::: RECORDS FOR THIS EXERCISE :::

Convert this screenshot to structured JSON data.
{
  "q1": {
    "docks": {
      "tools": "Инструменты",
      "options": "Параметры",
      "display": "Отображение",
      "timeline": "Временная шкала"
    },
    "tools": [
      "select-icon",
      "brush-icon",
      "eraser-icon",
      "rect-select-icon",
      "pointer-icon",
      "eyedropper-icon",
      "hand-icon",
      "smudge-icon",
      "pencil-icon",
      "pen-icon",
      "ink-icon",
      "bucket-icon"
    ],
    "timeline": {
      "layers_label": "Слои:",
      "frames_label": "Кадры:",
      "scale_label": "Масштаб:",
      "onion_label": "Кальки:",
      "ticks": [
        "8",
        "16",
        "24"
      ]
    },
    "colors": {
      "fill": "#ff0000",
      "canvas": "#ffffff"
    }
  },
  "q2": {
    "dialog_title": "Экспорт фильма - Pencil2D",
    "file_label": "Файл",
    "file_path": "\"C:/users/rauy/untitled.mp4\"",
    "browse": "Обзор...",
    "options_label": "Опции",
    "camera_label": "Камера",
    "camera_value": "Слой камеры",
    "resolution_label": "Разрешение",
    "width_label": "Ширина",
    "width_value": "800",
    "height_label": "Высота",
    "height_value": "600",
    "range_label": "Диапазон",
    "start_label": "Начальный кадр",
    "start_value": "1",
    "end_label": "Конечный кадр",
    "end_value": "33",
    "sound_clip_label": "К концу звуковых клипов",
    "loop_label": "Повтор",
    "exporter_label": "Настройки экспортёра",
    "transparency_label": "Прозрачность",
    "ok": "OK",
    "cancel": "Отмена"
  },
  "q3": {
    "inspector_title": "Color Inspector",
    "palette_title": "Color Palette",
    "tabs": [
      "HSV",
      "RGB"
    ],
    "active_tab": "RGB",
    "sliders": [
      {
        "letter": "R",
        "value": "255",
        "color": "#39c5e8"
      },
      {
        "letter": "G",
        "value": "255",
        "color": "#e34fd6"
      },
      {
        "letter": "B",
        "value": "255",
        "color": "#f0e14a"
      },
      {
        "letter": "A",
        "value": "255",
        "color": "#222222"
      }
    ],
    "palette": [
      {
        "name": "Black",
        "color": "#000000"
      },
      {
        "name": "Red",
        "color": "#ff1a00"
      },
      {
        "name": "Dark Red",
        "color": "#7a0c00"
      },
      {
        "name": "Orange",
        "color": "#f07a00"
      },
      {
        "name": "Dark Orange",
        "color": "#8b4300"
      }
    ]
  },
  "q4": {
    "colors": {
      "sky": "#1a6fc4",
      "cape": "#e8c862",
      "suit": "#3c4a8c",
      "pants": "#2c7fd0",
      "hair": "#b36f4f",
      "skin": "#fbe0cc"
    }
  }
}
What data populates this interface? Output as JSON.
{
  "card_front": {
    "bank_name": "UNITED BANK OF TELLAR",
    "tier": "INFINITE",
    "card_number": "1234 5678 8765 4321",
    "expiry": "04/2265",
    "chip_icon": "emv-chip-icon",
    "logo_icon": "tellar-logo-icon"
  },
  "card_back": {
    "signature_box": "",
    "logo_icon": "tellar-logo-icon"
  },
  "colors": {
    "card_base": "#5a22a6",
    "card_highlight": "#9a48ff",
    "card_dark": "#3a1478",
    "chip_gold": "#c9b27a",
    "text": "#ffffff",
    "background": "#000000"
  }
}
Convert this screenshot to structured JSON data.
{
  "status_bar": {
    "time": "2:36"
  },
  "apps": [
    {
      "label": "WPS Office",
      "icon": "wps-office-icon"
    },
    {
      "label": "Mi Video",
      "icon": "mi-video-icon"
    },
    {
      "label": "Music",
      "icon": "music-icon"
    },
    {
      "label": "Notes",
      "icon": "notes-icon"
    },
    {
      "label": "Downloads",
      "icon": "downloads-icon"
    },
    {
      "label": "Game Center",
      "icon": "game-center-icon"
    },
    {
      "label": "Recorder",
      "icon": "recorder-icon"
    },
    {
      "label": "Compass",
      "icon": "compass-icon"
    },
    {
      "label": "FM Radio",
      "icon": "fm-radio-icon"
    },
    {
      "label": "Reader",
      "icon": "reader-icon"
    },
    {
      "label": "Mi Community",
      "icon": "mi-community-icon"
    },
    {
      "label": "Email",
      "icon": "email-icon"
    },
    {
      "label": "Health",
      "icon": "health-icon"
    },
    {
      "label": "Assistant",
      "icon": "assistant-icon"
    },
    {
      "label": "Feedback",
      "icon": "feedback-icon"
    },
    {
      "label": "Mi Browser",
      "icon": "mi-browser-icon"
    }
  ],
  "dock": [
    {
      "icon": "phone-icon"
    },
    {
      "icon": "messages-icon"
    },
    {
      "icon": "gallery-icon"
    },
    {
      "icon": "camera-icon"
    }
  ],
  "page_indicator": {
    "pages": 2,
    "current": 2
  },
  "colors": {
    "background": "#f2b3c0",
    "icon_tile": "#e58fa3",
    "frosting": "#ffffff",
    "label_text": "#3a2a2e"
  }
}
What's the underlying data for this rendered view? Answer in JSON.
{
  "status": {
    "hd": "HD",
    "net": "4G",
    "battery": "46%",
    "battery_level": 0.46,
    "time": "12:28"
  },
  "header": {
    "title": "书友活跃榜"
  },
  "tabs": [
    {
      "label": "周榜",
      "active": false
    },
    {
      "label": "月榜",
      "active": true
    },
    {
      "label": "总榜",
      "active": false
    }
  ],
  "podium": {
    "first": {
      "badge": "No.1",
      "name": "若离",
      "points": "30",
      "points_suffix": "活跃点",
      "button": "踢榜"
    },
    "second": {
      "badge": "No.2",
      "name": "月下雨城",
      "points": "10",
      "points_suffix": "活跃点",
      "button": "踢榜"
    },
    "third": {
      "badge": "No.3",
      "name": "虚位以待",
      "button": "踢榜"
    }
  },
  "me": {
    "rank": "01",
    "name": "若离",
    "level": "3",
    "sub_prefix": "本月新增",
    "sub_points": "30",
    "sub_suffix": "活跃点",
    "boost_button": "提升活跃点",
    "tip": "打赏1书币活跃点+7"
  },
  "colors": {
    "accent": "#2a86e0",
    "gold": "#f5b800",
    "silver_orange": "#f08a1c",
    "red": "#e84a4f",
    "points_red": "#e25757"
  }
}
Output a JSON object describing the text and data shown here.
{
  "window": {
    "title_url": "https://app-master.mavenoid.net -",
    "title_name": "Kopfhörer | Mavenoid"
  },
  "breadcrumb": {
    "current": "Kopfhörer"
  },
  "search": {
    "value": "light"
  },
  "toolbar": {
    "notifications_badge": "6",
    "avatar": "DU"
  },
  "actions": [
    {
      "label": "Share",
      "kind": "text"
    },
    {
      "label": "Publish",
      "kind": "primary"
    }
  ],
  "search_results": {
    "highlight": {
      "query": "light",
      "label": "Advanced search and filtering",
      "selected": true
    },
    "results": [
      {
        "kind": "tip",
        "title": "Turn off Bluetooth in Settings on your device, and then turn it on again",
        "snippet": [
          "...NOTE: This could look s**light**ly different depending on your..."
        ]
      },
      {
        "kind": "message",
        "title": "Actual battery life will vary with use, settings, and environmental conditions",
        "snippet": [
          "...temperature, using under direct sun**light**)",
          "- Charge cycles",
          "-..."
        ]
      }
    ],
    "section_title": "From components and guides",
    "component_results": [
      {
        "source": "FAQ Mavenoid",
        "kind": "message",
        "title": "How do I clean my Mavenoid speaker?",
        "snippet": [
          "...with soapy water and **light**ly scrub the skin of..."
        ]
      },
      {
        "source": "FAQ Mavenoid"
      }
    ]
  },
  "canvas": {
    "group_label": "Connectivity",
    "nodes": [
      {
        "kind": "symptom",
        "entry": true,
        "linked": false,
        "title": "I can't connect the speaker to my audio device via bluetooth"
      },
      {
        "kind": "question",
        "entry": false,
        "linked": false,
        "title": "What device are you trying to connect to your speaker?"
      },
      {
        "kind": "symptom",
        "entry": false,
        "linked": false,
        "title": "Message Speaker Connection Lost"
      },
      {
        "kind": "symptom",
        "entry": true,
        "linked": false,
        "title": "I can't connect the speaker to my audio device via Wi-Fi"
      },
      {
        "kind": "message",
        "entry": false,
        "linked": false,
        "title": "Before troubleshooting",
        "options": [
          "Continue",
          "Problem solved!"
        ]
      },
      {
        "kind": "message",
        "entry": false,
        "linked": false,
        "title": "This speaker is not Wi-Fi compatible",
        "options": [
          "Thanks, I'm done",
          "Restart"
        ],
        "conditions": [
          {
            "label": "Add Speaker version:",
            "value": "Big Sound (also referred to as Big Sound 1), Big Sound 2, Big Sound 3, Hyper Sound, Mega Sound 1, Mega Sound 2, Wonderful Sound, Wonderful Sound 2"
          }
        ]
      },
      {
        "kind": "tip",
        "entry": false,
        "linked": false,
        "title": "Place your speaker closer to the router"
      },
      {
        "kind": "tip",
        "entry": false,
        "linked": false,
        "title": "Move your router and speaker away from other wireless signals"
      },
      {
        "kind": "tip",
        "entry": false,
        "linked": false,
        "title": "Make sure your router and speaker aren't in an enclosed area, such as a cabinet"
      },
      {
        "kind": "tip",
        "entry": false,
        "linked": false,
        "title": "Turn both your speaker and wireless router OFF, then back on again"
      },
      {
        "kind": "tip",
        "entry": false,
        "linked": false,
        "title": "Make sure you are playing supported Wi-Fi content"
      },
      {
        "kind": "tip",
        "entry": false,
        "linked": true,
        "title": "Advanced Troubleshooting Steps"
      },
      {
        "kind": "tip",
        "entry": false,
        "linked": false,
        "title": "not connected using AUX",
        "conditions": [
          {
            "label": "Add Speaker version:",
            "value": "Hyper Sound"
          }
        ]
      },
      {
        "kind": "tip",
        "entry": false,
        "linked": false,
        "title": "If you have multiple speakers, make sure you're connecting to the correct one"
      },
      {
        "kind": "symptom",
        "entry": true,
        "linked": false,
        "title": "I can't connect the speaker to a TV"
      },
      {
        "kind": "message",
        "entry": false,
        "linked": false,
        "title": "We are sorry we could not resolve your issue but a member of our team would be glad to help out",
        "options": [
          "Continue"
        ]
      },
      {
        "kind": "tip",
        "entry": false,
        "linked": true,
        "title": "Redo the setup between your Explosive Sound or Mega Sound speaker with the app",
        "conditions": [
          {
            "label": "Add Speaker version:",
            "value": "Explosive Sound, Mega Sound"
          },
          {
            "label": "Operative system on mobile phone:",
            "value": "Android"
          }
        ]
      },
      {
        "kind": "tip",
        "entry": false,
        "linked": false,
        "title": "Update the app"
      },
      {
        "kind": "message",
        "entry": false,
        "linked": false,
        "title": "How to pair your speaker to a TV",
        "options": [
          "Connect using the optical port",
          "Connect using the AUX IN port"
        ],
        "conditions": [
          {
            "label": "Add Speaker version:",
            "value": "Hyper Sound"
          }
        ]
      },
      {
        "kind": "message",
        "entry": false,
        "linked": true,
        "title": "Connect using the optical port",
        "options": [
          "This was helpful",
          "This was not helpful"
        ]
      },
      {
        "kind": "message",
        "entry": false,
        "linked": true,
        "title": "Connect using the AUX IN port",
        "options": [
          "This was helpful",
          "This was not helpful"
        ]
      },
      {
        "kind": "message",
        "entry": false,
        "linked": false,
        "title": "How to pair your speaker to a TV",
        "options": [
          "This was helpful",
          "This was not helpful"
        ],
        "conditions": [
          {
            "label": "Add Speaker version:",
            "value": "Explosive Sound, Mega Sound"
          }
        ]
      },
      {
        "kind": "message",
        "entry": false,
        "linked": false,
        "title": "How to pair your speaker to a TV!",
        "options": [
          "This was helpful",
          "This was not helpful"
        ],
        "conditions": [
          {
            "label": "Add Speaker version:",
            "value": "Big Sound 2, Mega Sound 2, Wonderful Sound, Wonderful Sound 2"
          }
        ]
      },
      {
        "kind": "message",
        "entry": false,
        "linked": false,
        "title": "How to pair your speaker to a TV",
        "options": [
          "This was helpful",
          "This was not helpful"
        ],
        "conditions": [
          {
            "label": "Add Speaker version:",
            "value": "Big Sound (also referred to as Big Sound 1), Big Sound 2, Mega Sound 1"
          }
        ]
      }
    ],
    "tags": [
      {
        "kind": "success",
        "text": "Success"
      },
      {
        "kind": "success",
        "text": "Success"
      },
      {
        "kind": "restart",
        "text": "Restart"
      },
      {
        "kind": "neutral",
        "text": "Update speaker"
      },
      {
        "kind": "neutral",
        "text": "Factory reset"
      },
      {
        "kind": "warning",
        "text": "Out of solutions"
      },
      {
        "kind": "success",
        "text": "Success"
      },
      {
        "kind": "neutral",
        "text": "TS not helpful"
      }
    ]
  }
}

:::

Select and copy every line of the listing with the word "phone".

      "icon": "phone-icon"
            "label": "Operative system on mobile phone:",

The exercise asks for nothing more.